◆ Exercise requirements ◆
From the entries below, gather each line containing the word "structured".

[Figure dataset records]
▬▬▬

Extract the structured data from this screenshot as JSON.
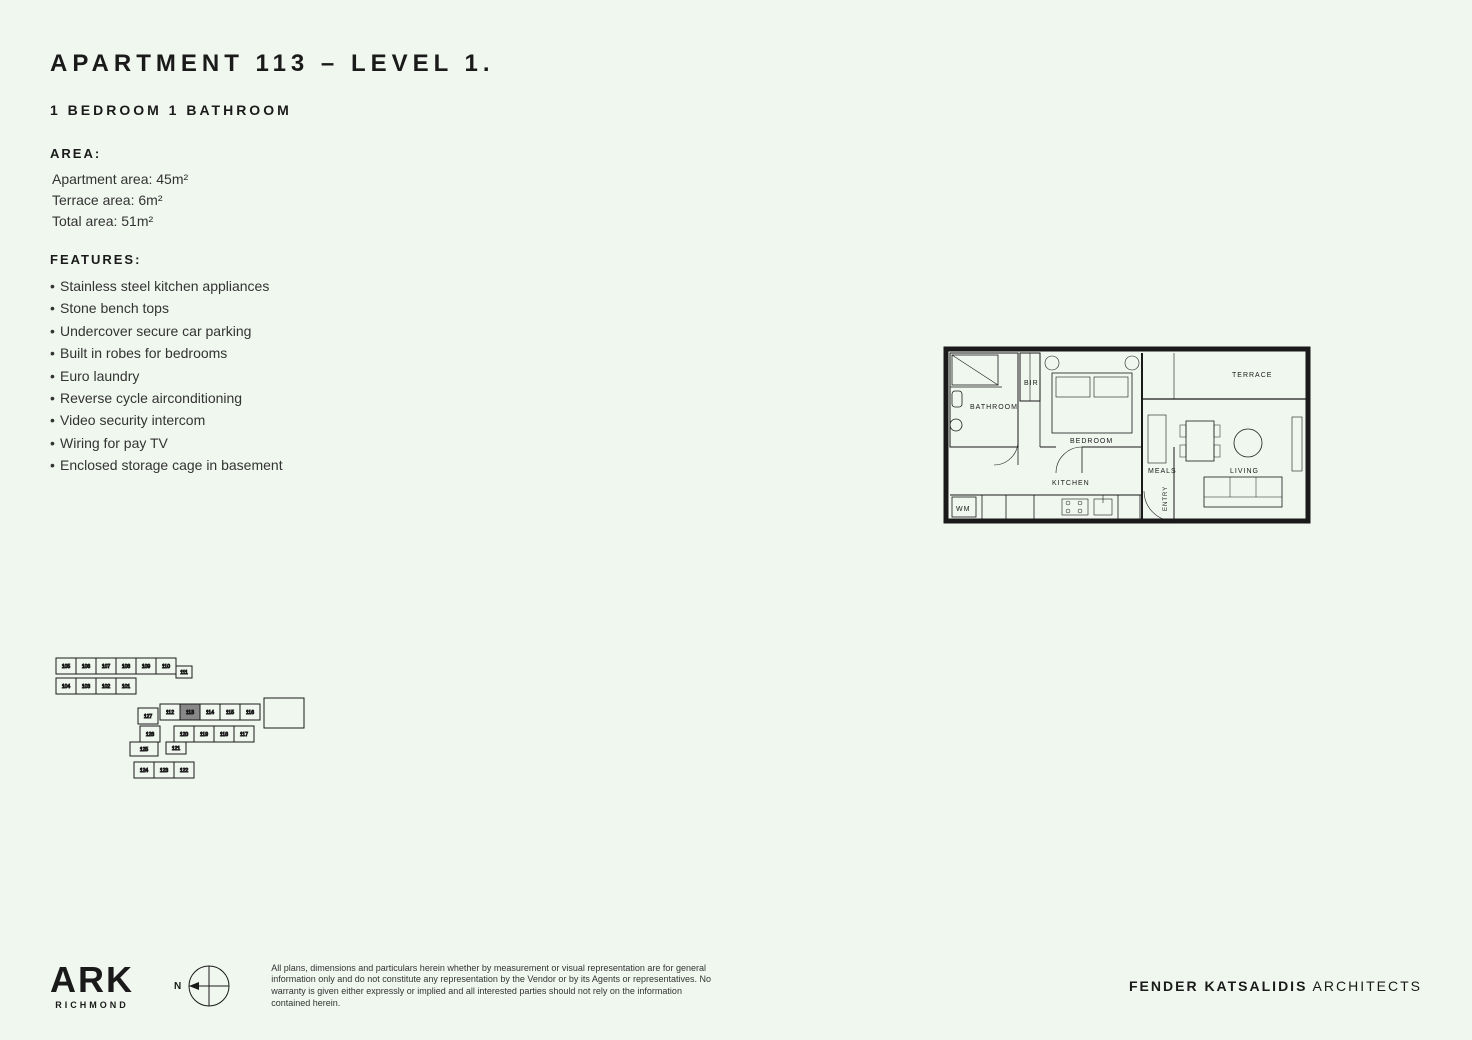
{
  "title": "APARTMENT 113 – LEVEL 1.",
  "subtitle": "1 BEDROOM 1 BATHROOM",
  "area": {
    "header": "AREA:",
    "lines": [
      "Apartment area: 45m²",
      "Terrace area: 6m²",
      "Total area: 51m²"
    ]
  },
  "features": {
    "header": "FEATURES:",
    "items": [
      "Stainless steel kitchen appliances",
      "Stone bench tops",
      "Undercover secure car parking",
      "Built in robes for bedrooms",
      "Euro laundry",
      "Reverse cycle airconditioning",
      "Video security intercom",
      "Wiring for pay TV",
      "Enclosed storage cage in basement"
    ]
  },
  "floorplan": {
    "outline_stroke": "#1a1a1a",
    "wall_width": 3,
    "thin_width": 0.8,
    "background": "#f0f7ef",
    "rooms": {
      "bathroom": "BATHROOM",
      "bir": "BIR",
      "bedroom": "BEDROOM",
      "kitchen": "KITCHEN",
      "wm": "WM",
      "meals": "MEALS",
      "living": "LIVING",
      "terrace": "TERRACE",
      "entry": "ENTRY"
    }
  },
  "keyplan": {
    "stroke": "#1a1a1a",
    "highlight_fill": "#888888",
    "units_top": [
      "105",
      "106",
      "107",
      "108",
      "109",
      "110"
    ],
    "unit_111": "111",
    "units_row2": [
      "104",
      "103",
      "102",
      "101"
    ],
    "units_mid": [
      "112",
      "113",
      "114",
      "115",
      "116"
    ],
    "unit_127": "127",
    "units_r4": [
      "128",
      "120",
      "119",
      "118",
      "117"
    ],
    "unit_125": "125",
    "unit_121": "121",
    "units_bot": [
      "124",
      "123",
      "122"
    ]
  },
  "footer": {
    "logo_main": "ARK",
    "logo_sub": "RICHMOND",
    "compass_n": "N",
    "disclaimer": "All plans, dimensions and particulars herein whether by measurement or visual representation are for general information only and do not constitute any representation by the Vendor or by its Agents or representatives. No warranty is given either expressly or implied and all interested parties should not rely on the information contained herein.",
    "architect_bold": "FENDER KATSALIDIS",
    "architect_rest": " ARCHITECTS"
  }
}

▬▬▬

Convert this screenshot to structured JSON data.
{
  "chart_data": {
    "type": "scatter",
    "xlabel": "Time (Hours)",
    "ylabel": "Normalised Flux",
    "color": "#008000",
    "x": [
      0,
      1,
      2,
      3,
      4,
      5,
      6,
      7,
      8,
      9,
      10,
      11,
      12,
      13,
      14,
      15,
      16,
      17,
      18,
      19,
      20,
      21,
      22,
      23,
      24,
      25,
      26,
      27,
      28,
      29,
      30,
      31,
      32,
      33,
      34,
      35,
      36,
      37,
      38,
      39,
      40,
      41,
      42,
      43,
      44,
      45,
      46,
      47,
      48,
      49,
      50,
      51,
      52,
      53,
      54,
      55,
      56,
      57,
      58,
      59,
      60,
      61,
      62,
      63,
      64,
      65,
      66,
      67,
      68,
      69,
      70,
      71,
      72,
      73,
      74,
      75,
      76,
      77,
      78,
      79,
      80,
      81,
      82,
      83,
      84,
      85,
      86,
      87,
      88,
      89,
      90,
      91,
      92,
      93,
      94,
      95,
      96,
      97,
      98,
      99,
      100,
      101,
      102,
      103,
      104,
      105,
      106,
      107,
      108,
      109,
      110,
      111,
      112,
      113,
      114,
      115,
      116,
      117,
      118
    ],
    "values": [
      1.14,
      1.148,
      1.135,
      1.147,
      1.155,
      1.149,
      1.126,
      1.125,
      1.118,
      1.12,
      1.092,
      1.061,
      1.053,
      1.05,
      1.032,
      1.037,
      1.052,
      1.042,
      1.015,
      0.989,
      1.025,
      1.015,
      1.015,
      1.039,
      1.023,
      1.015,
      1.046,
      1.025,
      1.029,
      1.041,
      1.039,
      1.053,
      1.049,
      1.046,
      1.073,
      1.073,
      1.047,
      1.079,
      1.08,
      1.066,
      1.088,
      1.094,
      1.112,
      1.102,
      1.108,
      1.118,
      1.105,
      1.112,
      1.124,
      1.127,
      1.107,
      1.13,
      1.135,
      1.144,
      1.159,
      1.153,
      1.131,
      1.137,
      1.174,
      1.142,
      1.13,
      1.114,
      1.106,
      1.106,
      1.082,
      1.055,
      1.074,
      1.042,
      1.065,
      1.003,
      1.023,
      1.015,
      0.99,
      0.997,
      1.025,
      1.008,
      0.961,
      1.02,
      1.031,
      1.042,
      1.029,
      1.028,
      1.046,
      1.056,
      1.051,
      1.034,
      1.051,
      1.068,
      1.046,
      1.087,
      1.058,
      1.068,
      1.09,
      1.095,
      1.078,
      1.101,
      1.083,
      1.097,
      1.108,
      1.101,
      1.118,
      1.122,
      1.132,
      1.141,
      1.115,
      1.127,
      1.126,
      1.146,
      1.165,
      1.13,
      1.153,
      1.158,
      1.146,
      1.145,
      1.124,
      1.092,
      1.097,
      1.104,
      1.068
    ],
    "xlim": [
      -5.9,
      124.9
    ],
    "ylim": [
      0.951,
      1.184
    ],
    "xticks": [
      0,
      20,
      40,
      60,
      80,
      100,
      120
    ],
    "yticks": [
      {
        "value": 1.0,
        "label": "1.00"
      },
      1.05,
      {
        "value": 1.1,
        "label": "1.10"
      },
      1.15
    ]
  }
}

▬▬▬

◆ Exercise answer ◆
Extract the structured data from this screenshot as JSON.
Convert this screenshot to structured JSON data.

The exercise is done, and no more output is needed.